TO DO
Go through the entries below and collect each line with the string "text" in it.

DATASET EXCERPTS
────────────────────
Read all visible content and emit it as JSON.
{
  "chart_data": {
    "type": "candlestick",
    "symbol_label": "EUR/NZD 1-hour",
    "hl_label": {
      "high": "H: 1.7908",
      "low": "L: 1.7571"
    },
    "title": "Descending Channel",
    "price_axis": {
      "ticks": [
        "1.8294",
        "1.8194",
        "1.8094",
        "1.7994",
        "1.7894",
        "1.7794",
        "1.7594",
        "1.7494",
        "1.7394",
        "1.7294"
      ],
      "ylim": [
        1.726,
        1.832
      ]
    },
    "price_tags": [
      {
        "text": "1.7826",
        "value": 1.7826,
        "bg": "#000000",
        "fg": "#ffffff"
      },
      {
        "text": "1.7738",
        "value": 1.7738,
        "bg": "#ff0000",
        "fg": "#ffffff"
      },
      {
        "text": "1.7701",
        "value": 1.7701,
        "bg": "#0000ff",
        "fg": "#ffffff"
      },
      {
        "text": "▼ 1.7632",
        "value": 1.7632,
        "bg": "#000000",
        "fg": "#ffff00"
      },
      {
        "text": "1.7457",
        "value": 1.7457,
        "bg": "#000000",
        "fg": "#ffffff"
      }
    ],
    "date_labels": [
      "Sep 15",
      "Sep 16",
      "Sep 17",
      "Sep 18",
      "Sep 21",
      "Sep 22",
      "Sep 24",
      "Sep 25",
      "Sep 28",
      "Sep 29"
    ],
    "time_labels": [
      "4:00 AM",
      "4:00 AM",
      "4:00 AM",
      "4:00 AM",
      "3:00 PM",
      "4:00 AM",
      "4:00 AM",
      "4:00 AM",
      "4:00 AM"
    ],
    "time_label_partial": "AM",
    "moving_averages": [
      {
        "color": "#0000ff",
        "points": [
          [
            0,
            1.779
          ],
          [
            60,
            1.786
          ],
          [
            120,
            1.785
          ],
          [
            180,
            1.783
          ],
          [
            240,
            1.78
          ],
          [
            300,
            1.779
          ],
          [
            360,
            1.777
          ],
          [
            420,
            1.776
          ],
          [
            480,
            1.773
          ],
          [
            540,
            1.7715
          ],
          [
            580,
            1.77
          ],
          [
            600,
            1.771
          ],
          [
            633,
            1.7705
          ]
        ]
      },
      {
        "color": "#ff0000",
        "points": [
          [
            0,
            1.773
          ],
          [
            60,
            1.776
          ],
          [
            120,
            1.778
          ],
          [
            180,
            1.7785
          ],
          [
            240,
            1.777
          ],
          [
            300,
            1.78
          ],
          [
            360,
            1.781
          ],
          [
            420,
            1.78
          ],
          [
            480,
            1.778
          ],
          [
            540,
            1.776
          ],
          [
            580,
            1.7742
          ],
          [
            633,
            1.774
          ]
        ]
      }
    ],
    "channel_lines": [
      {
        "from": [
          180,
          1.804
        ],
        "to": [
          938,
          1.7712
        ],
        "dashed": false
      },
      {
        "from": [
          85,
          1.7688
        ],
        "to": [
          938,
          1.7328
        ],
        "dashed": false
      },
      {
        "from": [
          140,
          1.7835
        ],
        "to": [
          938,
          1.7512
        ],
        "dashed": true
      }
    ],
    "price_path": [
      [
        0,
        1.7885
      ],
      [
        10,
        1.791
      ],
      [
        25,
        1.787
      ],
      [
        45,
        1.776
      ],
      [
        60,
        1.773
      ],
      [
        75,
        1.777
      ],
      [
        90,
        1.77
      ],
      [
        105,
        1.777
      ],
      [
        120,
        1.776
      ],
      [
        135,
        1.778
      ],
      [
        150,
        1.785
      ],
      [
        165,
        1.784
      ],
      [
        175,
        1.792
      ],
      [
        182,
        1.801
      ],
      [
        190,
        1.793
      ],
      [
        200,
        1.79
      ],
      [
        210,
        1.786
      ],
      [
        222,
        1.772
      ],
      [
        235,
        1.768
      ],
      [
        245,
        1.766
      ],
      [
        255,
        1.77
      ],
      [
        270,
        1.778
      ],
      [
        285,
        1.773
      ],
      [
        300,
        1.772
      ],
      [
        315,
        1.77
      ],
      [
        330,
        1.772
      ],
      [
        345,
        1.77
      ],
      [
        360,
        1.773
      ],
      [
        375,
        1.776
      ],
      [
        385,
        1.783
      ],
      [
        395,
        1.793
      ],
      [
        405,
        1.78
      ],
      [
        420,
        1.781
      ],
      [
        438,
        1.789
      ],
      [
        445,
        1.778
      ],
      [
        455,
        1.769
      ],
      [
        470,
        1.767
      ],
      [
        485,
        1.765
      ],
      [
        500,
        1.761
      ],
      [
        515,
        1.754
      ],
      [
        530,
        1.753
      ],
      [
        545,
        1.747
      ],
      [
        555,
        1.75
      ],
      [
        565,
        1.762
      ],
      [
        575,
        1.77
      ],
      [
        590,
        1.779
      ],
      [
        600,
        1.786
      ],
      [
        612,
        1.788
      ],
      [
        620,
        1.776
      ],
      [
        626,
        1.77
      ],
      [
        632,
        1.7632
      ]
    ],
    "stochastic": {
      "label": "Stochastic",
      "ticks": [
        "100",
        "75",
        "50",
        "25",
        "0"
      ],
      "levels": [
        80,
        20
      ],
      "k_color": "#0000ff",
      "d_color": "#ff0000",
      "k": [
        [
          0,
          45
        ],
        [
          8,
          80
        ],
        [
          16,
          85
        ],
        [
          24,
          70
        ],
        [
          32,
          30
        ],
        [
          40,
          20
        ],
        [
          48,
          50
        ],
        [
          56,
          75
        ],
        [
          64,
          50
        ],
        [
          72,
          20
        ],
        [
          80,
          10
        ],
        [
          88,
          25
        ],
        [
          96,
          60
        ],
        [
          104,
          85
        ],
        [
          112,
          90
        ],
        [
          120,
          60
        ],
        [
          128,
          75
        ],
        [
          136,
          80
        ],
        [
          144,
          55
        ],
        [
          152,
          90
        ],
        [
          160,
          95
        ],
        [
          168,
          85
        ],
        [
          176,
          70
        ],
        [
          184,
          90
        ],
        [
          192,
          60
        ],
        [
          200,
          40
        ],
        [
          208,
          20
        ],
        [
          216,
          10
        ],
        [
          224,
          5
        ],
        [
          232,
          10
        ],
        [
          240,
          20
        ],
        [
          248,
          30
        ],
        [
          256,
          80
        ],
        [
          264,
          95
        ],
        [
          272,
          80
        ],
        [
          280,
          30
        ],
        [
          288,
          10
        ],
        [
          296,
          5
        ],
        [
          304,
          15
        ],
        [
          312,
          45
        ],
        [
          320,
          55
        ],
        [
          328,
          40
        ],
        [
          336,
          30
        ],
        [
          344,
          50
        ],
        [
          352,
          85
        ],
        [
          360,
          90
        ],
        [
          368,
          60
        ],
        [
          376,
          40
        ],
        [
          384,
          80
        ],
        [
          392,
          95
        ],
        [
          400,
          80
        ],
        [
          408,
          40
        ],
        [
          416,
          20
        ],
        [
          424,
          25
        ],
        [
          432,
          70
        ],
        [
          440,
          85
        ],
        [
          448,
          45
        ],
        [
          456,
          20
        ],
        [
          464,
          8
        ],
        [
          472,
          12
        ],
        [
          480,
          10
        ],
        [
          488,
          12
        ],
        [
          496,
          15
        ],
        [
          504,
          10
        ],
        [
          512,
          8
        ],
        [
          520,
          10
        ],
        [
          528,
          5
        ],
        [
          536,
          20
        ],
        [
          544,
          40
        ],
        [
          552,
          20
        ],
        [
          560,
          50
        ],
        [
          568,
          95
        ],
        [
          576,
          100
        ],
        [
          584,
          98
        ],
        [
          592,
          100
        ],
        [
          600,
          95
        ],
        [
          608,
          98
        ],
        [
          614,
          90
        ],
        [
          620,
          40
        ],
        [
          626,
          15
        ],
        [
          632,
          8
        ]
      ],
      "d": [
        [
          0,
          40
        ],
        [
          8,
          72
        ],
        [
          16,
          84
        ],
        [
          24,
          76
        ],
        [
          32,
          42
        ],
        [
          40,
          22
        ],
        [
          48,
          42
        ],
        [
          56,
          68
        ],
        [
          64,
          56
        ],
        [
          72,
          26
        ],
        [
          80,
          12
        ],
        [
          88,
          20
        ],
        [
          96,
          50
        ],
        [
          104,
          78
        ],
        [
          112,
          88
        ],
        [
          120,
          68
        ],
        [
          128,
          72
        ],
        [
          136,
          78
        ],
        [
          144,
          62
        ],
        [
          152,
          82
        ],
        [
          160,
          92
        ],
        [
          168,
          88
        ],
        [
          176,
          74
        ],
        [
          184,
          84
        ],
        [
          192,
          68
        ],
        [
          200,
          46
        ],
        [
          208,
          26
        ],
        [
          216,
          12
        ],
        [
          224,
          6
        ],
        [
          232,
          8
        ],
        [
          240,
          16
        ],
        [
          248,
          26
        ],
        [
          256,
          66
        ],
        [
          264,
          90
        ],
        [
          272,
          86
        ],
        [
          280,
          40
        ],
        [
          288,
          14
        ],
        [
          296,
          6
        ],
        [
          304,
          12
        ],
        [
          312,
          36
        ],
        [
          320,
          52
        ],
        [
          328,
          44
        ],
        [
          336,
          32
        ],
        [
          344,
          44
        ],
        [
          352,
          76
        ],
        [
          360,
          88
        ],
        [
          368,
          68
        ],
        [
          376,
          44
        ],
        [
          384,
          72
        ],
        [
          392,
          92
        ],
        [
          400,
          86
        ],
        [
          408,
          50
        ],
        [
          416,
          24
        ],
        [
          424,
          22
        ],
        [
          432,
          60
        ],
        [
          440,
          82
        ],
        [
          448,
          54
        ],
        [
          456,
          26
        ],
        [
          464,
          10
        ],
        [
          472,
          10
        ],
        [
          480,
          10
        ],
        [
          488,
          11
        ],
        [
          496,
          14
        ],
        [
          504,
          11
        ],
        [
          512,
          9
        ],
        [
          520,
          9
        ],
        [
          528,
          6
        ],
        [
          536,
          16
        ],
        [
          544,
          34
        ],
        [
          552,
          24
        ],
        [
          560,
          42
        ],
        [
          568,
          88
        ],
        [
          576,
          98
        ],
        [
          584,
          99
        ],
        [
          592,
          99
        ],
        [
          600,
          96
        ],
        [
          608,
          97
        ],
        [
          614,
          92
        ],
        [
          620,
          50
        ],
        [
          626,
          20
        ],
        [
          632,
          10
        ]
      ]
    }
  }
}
────────────────────
EXPECTED ANSWER
        "text": "1.7826",
        "text": "1.7738",
        "text": "1.7701",
        "text": "▼ 1.7632",
        "text": "1.7457",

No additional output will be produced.